- Dataset rows:

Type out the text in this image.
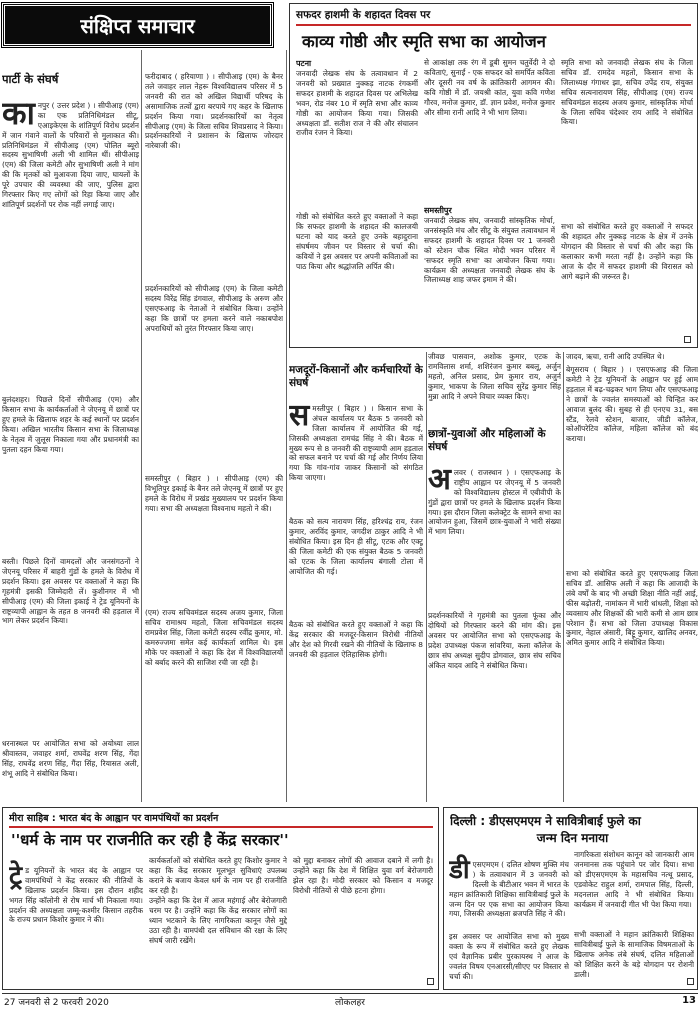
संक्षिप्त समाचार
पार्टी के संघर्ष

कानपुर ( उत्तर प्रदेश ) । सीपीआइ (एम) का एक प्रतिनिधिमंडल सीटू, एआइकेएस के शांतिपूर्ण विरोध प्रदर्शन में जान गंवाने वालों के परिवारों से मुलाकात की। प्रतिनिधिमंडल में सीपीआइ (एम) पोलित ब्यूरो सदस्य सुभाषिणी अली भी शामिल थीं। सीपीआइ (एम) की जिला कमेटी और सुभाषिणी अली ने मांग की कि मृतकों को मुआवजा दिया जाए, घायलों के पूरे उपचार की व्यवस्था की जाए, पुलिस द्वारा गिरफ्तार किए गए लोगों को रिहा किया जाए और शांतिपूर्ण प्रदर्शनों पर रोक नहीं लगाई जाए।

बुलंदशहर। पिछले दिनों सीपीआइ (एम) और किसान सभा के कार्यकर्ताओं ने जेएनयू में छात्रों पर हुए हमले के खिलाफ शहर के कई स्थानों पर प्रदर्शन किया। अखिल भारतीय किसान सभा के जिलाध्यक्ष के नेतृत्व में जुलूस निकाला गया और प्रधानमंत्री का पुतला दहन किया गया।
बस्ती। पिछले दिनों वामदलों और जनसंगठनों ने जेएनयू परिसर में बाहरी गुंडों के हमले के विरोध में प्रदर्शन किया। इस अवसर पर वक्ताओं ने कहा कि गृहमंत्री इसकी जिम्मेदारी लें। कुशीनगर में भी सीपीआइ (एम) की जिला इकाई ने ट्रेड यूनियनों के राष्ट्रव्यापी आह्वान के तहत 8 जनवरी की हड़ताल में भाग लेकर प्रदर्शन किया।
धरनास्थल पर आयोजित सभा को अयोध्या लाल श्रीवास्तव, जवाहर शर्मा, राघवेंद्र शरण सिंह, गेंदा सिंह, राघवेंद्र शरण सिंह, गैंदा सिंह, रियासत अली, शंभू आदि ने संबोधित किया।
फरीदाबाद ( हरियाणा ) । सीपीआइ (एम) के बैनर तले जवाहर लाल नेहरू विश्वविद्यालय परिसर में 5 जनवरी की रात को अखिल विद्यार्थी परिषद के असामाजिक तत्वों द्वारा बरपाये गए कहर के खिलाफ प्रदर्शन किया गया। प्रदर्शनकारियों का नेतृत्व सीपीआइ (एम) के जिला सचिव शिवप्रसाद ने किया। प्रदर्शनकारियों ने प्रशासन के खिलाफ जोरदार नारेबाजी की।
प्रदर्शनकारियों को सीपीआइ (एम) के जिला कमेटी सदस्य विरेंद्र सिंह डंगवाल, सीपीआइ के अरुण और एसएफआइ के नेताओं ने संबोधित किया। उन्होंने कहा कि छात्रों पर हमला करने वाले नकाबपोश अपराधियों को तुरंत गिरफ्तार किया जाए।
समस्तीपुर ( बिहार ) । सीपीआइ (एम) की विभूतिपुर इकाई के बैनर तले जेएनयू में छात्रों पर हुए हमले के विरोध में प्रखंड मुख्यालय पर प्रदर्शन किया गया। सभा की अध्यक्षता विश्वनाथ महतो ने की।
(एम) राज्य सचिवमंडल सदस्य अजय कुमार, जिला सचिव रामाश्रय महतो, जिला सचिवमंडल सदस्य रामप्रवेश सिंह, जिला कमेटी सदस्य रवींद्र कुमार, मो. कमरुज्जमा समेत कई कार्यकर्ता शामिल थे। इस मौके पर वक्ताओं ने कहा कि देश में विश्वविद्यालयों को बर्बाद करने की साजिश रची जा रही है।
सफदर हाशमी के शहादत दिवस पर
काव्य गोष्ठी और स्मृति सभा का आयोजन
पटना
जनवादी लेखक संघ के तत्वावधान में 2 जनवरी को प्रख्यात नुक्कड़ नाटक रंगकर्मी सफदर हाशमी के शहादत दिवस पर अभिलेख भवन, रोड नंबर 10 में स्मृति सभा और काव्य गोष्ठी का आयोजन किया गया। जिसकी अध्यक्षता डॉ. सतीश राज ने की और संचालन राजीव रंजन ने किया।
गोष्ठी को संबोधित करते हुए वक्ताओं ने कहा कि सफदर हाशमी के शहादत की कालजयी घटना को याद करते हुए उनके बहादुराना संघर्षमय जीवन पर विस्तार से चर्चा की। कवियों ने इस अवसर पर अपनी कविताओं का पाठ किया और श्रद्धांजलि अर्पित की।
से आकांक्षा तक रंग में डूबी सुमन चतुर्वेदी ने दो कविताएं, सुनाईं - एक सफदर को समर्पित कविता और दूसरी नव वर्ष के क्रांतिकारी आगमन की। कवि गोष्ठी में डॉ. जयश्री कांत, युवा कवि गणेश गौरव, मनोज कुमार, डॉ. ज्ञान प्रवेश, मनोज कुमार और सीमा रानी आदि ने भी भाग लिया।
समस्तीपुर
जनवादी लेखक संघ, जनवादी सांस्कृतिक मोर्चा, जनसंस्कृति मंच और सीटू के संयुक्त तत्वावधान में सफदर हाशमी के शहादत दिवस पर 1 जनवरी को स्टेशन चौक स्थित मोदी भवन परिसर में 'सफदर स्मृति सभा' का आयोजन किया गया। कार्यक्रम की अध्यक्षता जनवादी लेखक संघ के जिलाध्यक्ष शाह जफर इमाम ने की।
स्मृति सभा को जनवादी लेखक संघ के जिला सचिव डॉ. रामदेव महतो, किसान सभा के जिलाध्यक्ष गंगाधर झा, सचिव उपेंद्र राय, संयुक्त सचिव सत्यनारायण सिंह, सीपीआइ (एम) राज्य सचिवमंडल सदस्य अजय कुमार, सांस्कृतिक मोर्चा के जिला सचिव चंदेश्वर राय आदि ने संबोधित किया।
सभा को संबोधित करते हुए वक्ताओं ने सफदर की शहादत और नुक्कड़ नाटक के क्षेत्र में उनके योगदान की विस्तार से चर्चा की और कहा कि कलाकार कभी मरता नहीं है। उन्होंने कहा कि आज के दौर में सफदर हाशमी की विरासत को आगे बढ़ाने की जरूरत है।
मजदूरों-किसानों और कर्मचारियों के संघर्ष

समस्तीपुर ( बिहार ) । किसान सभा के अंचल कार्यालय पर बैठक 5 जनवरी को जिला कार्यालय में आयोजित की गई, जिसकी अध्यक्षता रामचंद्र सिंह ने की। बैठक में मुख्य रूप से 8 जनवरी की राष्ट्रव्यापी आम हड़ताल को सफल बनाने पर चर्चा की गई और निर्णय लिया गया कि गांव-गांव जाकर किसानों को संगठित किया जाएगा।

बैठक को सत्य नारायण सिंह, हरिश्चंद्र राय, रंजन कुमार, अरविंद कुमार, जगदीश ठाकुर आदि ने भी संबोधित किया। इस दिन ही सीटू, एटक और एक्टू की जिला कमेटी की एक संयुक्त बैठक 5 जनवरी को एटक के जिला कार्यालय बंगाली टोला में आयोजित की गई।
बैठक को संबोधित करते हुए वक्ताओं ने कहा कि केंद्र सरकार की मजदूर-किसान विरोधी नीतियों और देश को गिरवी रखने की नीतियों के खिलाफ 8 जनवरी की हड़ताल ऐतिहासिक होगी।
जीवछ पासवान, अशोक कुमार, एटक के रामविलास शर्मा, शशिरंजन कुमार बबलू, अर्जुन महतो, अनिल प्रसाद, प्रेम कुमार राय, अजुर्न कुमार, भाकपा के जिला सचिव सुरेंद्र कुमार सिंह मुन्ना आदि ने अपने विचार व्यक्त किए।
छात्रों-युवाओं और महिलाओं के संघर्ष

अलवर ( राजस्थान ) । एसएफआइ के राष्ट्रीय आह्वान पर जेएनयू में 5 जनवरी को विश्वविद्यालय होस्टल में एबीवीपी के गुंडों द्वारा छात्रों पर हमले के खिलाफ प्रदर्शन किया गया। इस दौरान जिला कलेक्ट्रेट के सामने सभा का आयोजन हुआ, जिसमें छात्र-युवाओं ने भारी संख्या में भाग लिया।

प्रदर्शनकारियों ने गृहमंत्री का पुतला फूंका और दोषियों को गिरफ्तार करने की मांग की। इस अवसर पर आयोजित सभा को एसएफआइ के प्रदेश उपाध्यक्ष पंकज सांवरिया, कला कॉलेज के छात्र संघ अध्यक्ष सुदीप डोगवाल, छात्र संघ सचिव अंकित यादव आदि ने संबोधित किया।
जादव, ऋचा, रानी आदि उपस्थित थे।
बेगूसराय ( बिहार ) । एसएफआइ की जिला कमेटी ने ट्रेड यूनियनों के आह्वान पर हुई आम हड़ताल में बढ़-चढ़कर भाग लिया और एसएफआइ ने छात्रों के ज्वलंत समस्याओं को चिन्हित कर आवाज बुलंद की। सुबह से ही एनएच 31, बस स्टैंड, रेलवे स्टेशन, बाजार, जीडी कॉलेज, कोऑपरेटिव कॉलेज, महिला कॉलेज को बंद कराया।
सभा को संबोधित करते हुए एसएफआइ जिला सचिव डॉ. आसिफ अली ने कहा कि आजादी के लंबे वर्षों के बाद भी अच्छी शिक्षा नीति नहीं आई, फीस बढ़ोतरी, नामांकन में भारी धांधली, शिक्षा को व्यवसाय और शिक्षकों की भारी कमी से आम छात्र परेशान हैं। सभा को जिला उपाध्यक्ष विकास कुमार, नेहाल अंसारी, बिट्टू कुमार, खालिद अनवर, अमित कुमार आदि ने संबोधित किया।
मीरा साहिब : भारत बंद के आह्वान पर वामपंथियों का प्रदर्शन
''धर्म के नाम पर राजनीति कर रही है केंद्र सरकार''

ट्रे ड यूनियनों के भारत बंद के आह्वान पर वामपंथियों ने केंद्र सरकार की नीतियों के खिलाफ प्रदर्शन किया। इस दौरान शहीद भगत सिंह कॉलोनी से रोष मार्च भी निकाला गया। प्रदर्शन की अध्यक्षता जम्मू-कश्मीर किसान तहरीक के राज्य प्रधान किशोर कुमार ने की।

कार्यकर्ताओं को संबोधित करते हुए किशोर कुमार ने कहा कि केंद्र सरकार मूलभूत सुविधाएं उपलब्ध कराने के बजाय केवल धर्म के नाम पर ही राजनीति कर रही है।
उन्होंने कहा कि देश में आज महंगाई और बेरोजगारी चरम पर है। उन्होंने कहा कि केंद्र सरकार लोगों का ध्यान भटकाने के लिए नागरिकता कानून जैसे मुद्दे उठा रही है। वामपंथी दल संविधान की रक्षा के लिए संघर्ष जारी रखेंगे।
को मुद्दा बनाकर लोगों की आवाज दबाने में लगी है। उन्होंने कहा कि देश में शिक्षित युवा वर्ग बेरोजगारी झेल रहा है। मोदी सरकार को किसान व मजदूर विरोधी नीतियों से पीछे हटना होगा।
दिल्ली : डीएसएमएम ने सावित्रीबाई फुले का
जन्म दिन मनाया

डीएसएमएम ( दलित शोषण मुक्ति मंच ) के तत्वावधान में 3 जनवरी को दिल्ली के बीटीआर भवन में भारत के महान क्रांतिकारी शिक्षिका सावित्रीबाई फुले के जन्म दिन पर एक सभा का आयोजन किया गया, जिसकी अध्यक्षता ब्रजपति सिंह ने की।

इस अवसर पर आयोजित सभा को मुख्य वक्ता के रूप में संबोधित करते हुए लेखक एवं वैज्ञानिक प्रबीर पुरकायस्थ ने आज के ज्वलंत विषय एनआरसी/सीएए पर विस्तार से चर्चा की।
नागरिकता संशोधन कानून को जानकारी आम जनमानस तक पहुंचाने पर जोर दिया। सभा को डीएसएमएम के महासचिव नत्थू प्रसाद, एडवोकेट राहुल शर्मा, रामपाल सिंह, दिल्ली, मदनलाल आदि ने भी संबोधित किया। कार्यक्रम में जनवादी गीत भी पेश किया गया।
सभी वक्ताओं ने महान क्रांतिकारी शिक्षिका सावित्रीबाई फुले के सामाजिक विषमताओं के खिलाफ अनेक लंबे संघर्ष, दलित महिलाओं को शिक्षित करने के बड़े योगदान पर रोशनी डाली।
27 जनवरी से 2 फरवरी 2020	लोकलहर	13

- Stated problem: Search the data for "एसएमएम". Copy every matching line.

- Correct response:
दिल्ली : डीएसएमएम ने सावित्रीबाई फुले का
डीएसएमएम ( दलित शोषण मुक्ति मंच ) के तत्वावधान में 3 जनवरी को दिल्ली के बीटीआर भवन में भारत के महान क्रांतिकारी शिक्षिका सावित्रीबाई फुले के जन्म दिन पर एक सभा का आयोजन किया गया, जिसकी अध्यक्षता ब्रजपति सिंह ने की।
नागरिकता संशोधन कानून को जानकारी आम जनमानस तक पहुंचाने पर जोर दिया। सभा को डीएसएमएम के महासचिव नत्थू प्रसाद, एडवोकेट राहुल शर्मा, रामपाल सिंह, दिल्ली, मदनलाल आदि ने भी संबोधित किया। कार्यक्रम में जनवादी गीत भी पेश किया गया।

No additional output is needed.